Stored data
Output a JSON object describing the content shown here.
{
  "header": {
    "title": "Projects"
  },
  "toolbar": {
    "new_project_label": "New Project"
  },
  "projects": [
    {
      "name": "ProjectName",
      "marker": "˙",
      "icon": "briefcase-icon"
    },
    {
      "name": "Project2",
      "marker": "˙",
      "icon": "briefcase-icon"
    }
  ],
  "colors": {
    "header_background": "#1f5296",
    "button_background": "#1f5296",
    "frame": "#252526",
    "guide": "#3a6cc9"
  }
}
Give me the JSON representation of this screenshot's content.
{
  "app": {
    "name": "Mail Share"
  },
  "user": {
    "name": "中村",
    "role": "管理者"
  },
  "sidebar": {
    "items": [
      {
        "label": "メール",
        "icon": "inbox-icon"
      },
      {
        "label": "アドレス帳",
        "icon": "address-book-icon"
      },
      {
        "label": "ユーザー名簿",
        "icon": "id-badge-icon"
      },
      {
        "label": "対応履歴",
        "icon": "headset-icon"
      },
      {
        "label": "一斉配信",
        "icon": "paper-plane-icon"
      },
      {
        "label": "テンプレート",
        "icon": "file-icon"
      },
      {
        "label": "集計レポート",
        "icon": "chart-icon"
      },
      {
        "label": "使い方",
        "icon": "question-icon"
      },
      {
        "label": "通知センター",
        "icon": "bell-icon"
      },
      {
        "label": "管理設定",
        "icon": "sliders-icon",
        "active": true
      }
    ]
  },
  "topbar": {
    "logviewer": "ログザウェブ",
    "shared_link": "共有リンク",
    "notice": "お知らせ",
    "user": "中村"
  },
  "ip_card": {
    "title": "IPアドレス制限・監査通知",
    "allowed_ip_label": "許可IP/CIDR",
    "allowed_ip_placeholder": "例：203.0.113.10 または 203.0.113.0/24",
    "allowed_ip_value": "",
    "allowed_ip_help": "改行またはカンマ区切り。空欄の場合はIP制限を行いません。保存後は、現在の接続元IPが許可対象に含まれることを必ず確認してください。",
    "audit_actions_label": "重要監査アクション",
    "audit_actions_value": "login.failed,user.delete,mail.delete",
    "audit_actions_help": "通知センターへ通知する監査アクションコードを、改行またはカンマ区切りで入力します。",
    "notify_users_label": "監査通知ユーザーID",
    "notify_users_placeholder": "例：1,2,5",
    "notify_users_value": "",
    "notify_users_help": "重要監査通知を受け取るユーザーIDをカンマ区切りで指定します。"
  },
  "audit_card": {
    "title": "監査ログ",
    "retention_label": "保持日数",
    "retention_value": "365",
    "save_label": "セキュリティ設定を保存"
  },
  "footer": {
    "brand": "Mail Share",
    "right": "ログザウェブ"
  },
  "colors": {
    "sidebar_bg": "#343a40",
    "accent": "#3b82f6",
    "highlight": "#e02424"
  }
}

What you will do: Please quote every record above exactly as it appears.

The reply:
Output a JSON object describing the content shown here.
{
  "header": {
    "title": "Projects"
  },
  "toolbar": {
    "new_project_label": "New Project"
  },
  "projects": [
    {
      "name": "ProjectName",
      "marker": "˙",
      "icon": "briefcase-icon"
    },
    {
      "name": "Project2",
      "marker": "˙",
      "icon": "briefcase-icon"
    }
  ],
  "colors": {
    "header_background": "#1f5296",
    "button_background": "#1f5296",
    "frame": "#252526",
    "guide": "#3a6cc9"
  }
}
Give me the JSON representation of this screenshot's content.
{
  "app": {
    "name": "Mail Share"
  },
  "user": {
    "name": "中村",
    "role": "管理者"
  },
  "sidebar": {
    "items": [
      {
        "label": "メール",
        "icon": "inbox-icon"
      },
      {
        "label": "アドレス帳",
        "icon": "address-book-icon"
      },
      {
        "label": "ユーザー名簿",
        "icon": "id-badge-icon"
      },
      {
        "label": "対応履歴",
        "icon": "headset-icon"
      },
      {
        "label": "一斉配信",
        "icon": "paper-plane-icon"
      },
      {
        "label": "テンプレート",
        "icon": "file-icon"
      },
      {
        "label": "集計レポート",
        "icon": "chart-icon"
      },
      {
        "label": "使い方",
        "icon": "question-icon"
      },
      {
        "label": "通知センター",
        "icon": "bell-icon"
      },
      {
        "label": "管理設定",
        "icon": "sliders-icon",
        "active": true
      }
    ]
  },
  "topbar": {
    "logviewer": "ログザウェブ",
    "shared_link": "共有リンク",
    "notice": "お知らせ",
    "user": "中村"
  },
  "ip_card": {
    "title": "IPアドレス制限・監査通知",
    "allowed_ip_label": "許可IP/CIDR",
    "allowed_ip_placeholder": "例：203.0.113.10 または 203.0.113.0/24",
    "allowed_ip_value": "",
    "allowed_ip_help": "改行またはカンマ区切り。空欄の場合はIP制限を行いません。保存後は、現在の接続元IPが許可対象に含まれることを必ず確認してください。",
    "audit_actions_label": "重要監査アクション",
    "audit_actions_value": "login.failed,user.delete,mail.delete",
    "audit_actions_help": "通知センターへ通知する監査アクションコードを、改行またはカンマ区切りで入力します。",
    "notify_users_label": "監査通知ユーザーID",
    "notify_users_placeholder": "例：1,2,5",
    "notify_users_value": "",
    "notify_users_help": "重要監査通知を受け取るユーザーIDをカンマ区切りで指定します。"
  },
  "audit_card": {
    "title": "監査ログ",
    "retention_label": "保持日数",
    "retention_value": "365",
    "save_label": "セキュリティ設定を保存"
  },
  "footer": {
    "brand": "Mail Share",
    "right": "ログザウェブ"
  },
  "colors": {
    "sidebar_bg": "#343a40",
    "accent": "#3b82f6",
    "highlight": "#e02424"
  }
}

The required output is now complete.